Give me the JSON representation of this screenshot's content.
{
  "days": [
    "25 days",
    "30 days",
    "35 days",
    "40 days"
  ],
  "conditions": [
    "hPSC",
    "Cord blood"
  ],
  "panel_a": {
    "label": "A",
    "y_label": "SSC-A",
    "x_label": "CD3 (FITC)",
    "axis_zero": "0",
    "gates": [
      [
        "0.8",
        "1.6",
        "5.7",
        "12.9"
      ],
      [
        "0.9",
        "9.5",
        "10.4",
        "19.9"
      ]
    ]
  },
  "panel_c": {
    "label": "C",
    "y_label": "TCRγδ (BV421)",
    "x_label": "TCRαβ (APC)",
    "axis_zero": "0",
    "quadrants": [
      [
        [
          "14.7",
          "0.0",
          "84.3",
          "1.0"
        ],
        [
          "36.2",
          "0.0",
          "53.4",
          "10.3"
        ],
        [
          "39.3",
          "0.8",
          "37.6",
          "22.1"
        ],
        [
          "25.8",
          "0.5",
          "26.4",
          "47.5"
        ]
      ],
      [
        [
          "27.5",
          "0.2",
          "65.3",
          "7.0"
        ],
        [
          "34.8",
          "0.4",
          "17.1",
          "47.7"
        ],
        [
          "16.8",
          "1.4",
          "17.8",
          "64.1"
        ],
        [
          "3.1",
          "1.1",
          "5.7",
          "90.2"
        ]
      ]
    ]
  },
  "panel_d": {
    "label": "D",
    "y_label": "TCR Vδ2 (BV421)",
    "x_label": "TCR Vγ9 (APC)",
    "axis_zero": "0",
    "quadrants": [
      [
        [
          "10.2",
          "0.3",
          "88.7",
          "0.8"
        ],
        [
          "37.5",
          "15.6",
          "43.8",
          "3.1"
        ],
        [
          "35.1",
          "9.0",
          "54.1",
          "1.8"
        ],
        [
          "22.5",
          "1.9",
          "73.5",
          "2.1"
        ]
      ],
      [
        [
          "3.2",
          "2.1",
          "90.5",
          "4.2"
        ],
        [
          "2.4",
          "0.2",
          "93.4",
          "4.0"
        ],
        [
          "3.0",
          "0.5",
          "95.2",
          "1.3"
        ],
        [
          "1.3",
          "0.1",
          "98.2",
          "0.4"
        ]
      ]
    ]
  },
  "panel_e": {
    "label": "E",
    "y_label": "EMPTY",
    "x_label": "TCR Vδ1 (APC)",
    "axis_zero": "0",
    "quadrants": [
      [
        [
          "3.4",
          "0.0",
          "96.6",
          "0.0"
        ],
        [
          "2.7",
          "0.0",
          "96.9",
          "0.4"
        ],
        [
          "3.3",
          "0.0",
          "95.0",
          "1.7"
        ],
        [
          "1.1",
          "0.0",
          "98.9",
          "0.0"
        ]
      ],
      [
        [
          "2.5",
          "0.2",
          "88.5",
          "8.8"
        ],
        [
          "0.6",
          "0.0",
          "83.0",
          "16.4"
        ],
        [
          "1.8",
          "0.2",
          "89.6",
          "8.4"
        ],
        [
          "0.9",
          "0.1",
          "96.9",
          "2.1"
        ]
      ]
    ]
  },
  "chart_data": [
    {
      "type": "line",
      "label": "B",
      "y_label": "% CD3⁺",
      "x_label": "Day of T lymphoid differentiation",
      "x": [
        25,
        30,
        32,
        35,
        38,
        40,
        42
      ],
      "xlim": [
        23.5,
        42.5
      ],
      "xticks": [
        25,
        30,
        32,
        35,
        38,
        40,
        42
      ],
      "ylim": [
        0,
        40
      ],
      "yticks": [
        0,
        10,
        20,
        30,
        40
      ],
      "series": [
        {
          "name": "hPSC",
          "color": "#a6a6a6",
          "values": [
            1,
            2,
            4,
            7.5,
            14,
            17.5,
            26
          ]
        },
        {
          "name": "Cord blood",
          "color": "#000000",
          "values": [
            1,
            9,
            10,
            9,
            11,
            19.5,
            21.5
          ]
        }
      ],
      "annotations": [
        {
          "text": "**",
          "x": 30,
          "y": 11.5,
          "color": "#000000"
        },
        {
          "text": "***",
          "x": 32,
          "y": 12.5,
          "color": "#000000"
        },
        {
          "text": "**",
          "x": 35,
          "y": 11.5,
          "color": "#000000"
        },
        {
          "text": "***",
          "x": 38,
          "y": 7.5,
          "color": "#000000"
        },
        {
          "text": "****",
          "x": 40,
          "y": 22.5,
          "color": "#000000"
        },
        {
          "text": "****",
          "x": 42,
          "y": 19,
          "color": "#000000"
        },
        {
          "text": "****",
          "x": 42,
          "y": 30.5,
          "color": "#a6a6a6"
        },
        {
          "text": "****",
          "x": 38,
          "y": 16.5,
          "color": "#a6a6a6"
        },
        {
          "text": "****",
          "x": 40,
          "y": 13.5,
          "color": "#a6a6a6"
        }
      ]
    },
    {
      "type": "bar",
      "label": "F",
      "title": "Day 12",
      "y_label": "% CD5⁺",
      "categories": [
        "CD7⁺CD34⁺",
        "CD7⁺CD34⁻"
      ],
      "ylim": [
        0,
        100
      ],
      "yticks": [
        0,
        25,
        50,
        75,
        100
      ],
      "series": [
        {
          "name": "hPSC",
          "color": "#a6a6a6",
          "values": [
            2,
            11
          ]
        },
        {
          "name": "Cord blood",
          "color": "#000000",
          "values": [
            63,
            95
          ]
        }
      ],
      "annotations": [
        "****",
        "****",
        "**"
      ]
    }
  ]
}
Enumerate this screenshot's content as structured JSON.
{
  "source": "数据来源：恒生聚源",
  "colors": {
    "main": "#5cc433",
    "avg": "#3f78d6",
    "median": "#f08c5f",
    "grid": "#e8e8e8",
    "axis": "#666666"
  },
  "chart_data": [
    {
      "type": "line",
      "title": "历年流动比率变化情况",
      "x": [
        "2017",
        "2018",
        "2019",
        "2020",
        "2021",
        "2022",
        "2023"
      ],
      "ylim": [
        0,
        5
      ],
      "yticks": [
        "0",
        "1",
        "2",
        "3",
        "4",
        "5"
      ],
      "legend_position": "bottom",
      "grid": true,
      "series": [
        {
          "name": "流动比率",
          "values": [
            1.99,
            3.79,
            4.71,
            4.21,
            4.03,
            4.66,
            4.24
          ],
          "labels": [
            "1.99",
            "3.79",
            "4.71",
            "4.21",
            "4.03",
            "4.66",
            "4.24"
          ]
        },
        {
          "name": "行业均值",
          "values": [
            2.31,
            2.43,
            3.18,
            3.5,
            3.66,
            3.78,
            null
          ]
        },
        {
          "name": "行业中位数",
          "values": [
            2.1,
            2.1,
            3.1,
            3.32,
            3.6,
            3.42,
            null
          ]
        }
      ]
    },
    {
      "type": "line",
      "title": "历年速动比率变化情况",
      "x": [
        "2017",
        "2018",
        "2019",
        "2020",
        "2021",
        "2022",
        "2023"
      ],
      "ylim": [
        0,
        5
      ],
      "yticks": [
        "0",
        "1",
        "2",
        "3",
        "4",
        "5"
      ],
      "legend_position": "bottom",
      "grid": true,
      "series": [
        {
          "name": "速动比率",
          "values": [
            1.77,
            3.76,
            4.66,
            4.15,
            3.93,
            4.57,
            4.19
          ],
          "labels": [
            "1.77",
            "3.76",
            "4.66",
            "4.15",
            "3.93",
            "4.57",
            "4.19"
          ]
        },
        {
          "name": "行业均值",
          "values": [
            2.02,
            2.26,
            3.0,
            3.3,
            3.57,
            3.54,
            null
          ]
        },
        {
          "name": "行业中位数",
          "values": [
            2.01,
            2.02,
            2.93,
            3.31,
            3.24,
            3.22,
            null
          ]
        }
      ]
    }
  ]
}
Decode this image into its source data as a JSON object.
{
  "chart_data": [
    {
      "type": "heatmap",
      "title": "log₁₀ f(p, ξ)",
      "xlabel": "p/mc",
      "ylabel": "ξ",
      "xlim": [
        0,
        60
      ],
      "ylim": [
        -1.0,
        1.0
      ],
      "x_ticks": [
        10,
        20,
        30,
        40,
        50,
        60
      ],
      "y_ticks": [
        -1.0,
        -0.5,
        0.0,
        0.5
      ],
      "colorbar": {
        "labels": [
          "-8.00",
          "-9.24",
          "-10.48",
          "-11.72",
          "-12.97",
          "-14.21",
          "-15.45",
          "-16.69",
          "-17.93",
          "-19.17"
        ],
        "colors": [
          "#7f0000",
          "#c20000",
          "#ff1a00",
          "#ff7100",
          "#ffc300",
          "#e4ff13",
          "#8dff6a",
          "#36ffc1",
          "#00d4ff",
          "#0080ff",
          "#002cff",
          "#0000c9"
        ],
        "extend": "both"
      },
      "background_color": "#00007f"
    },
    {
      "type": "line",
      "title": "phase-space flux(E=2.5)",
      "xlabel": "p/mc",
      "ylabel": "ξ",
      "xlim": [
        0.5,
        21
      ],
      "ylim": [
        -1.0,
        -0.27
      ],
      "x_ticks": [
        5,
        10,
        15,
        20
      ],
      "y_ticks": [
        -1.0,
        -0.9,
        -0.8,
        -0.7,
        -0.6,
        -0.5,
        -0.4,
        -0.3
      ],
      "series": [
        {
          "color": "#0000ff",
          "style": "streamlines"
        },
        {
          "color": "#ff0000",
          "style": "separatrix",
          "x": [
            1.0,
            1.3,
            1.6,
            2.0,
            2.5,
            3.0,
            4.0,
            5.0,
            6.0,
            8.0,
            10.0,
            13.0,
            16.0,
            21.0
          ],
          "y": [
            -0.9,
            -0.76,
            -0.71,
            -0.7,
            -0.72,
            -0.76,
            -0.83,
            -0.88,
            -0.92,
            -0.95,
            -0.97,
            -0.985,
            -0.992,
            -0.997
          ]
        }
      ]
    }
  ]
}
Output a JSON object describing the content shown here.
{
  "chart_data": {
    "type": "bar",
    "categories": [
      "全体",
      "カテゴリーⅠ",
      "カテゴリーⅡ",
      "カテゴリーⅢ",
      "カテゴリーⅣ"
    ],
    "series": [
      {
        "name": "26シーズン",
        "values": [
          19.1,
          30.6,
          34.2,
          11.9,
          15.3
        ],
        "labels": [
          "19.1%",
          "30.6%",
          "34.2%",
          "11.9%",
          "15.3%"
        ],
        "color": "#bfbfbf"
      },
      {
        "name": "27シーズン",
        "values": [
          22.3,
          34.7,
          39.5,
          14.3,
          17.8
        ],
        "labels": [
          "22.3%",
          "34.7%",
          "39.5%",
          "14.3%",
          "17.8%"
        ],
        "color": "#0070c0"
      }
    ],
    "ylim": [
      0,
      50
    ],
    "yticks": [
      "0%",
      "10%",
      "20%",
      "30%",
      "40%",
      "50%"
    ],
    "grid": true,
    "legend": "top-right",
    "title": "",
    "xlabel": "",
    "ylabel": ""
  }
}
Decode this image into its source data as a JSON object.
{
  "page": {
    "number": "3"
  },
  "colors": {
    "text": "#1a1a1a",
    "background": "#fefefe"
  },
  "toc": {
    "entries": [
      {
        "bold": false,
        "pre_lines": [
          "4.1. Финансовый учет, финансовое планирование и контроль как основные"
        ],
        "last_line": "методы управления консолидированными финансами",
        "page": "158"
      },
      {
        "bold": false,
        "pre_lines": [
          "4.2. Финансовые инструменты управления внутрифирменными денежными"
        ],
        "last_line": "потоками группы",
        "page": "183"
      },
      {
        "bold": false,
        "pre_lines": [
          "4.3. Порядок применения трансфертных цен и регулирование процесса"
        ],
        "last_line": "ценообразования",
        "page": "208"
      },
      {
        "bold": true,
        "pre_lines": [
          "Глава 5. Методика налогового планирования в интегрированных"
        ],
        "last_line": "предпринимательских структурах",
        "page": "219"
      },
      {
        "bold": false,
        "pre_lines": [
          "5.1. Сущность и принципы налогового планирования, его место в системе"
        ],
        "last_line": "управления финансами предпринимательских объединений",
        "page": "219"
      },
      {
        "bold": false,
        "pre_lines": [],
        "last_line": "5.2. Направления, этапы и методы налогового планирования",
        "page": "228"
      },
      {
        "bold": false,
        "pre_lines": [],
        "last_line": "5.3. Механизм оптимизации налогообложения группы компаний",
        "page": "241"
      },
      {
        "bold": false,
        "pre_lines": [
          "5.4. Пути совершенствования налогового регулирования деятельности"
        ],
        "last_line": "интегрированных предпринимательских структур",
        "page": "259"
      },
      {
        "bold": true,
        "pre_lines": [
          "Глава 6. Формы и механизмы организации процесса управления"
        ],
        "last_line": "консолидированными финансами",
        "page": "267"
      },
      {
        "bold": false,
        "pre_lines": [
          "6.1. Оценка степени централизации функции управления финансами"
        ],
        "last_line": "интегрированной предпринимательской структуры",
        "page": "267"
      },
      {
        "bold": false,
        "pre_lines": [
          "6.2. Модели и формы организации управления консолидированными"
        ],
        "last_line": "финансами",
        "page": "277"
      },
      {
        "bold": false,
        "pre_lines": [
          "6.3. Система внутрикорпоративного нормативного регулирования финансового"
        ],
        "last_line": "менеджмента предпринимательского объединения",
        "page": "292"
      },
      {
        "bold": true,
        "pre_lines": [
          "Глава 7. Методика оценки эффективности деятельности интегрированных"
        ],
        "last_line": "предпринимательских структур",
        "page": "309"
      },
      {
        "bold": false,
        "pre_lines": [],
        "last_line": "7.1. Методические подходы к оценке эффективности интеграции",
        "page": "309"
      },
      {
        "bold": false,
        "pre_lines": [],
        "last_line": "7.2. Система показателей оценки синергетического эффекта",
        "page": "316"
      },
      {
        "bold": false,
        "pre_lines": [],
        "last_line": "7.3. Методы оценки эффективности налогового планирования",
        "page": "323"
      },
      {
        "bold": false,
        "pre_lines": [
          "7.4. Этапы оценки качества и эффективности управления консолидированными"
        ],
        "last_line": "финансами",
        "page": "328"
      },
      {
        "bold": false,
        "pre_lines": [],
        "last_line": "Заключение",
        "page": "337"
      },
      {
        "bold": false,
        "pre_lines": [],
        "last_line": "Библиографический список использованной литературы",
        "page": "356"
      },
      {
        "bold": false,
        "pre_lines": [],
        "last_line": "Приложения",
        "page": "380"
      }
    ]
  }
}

#### Given problem:
From the entries above, copy every line containing the word "интегрированных".

#### Output for this task:
          "Глава 5. Методика налогового планирования в интегрированных"
        "last_line": "интегрированных предпринимательских структур",
          "Глава 7. Методика оценки эффективности деятельности интегрированных"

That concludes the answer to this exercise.